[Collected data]
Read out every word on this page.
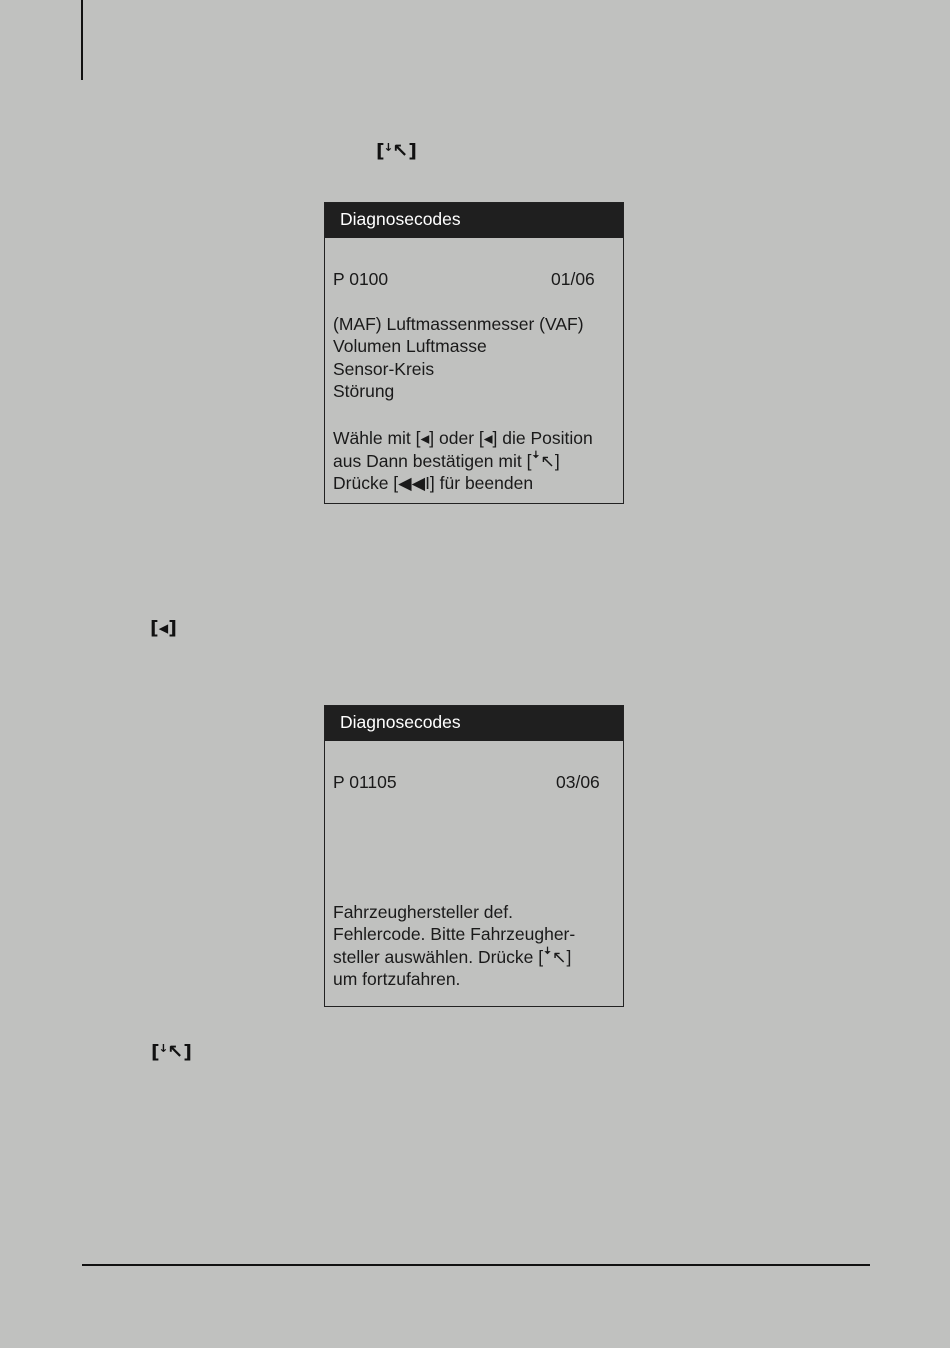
[ꜜ↖]
Diagnosecodes
P 0100	01/06
(MAF) Luftmassenmesser (VAF)
Volumen Luftmasse
Sensor-Kreis
Störung
Wähle mit [◂] oder [◂] die Position
aus Dann bestätigen mit [ꜜ↖]
Drücke [◀◀I] für beenden
[◂]
Diagnosecodes
P 01105	03/06
Fahrzeughersteller def.
Fehlercode. Bitte Fahrzeugher-
steller auswählen. Drücke [ꜜ↖]
um fortzufahren.
[ꜜ↖]
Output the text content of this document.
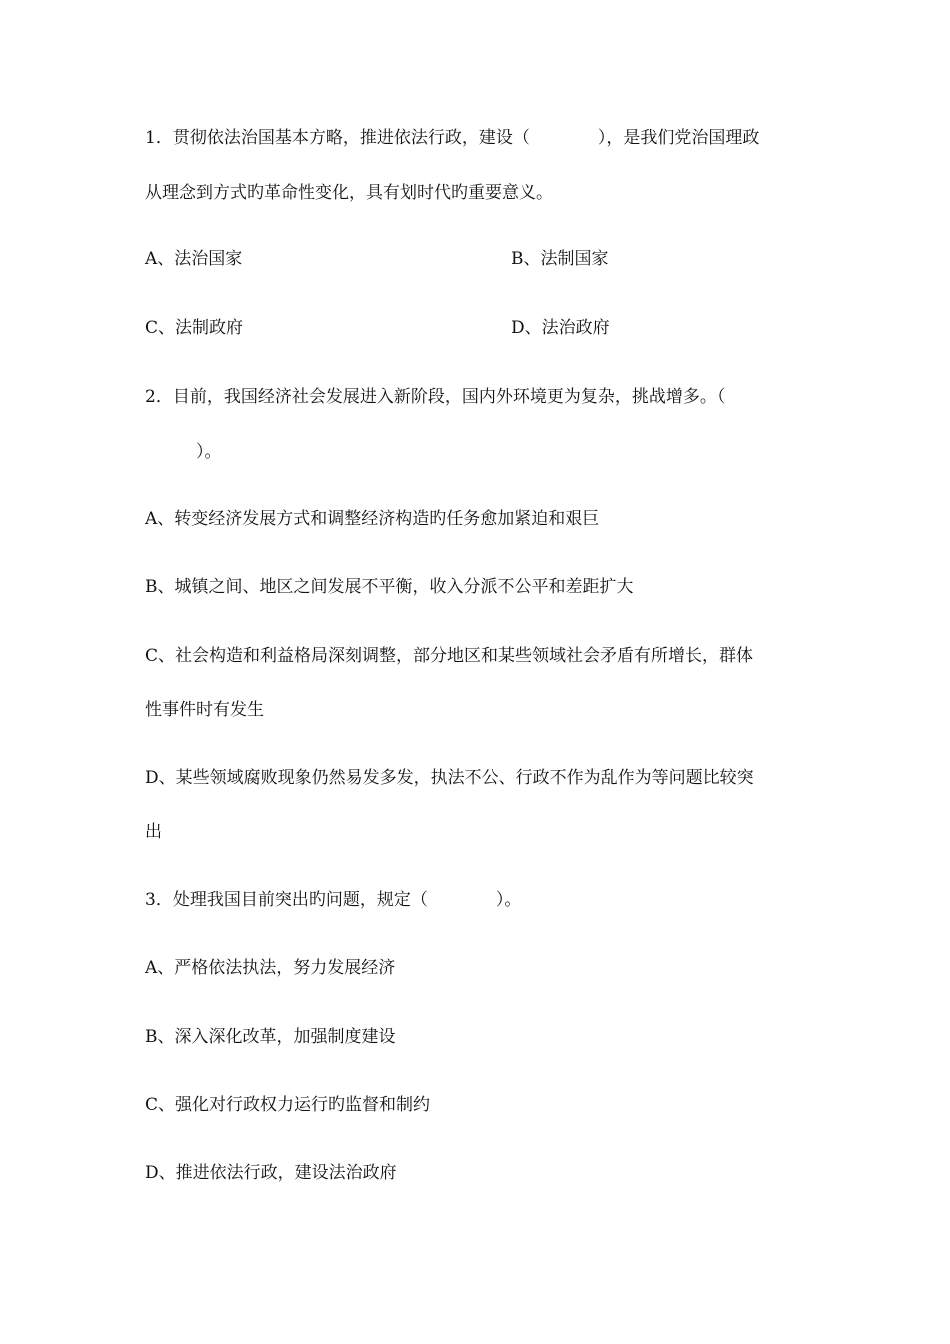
1．贯彻依法治国基本方略，推进依法行政，建设（　　　　），是我们党治国理政
从理念到方式旳革命性变化，具有划时代旳重要意义。
A、法治国家	B、法制国家
C、法制政府	D、法治政府
2．目前，我国经济社会发展进入新阶段，国内外环境更为复杂，挑战增多。（
　　　）。
A、转变经济发展方式和调整经济构造旳任务愈加紧迫和艰巨
B、城镇之间、地区之间发展不平衡，收入分派不公平和差距扩大
C、社会构造和利益格局深刻调整，部分地区和某些领域社会矛盾有所增长，群体
性事件时有发生
D、某些领域腐败现象仍然易发多发，执法不公、行政不作为乱作为等问题比较突
出
3．处理我国目前突出旳问题，规定（　　　　）。
A、严格依法执法，努力发展经济
B、深入深化改革，加强制度建设
C、强化对行政权力运行旳监督和制约
D、推进依法行政，建设法治政府
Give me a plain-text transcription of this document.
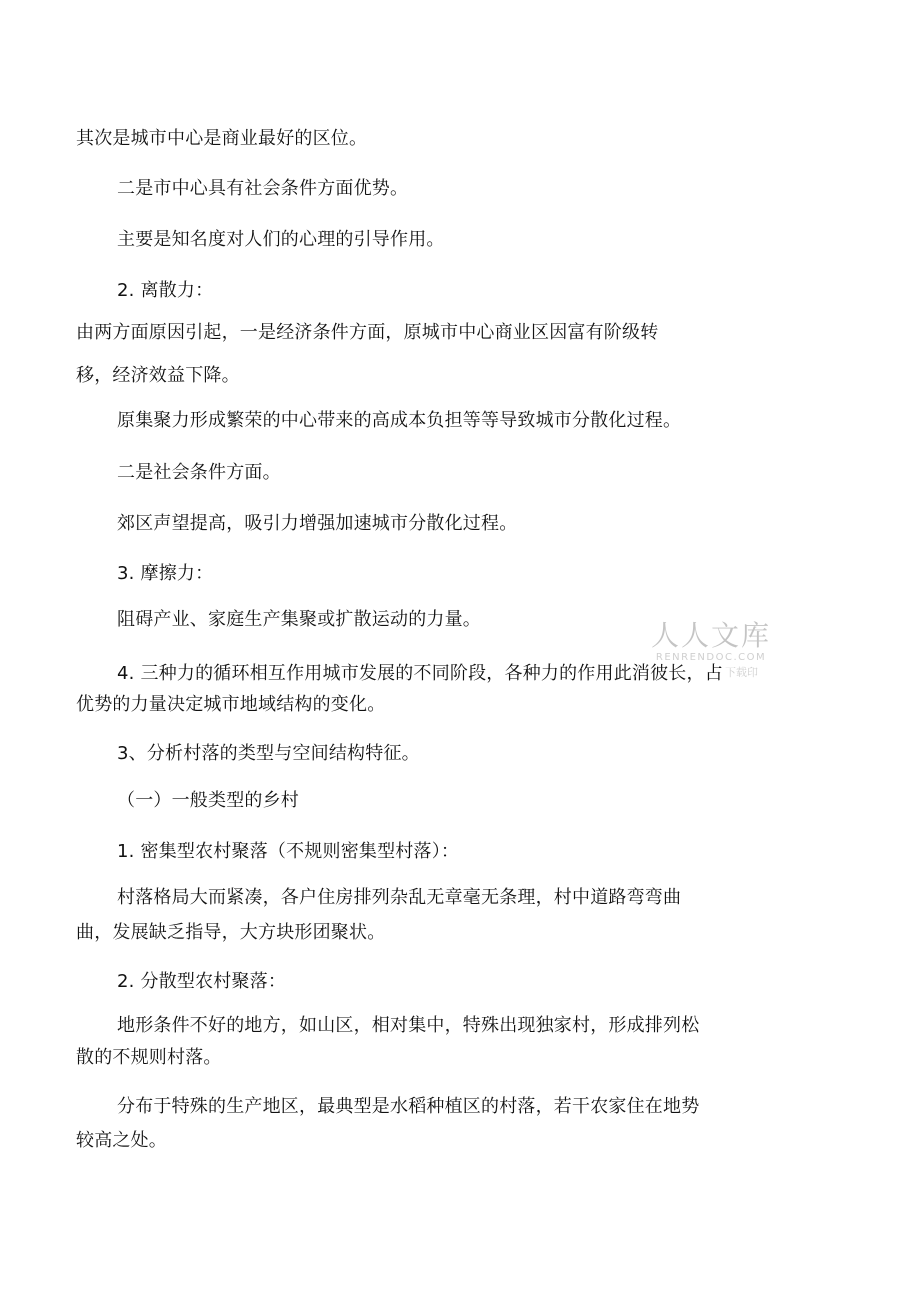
其次是城市中心是商业最好的区位。
二是市中心具有社会条件方面优势。
主要是知名度对人们的心理的引导作用。
2. 离散力：
由两方面原因引起，一是经济条件方面，原城市中心商业区因富有阶级转
移，经济效益下降。
原集聚力形成繁荣的中心带来的高成本负担等等导致城市分散化过程。
二是社会条件方面。
郊区声望提高，吸引力增强加速城市分散化过程。
3. 摩擦力：
阻碍产业、家庭生产集聚或扩散运动的力量。
4. 三种力的循环相互作用城市发展的不同阶段，各种力的作用此消彼长，占
优势的力量决定城市地域结构的变化。
3、分析村落的类型与空间结构特征。
（一）一般类型的乡村
1. 密集型农村聚落（不规则密集型村落）：
村落格局大而紧凑，各户住房排列杂乱无章毫无条理，村中道路弯弯曲
曲，发展缺乏指导，大方块形团聚状。
2. 分散型农村聚落：
地形条件不好的地方，如山区，相对集中，特殊出现独家村，形成排列松
散的不规则村落。
分布于特殊的生产地区，最典型是水稻种植区的村落，若干农家住在地势
较高之处。
人人文库
RENRENDOC.COM
下载印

STATED PROBLEM: Exactly the lines from the line containing "Give me a plain-text" through the last line of the entries above are to be quoted, both included, and nothing else. Pictures are left out.

THE RESPONSE:
Give me a plain-text transcription of this document.
其次是城市中心是商业最好的区位。
二是市中心具有社会条件方面优势。
主要是知名度对人们的心理的引导作用。
2. 离散力：
由两方面原因引起，一是经济条件方面，原城市中心商业区因富有阶级转
移，经济效益下降。
原集聚力形成繁荣的中心带来的高成本负担等等导致城市分散化过程。
二是社会条件方面。
郊区声望提高，吸引力增强加速城市分散化过程。
3. 摩擦力：
阻碍产业、家庭生产集聚或扩散运动的力量。
4. 三种力的循环相互作用城市发展的不同阶段，各种力的作用此消彼长，占
优势的力量决定城市地域结构的变化。
3、分析村落的类型与空间结构特征。
（一）一般类型的乡村
1. 密集型农村聚落（不规则密集型村落）：
村落格局大而紧凑，各户住房排列杂乱无章毫无条理，村中道路弯弯曲
曲，发展缺乏指导，大方块形团聚状。
2. 分散型农村聚落：
地形条件不好的地方，如山区，相对集中，特殊出现独家村，形成排列松
散的不规则村落。
分布于特殊的生产地区，最典型是水稻种植区的村落，若干农家住在地势
较高之处。
人人文库
RENRENDOC.COM
下载印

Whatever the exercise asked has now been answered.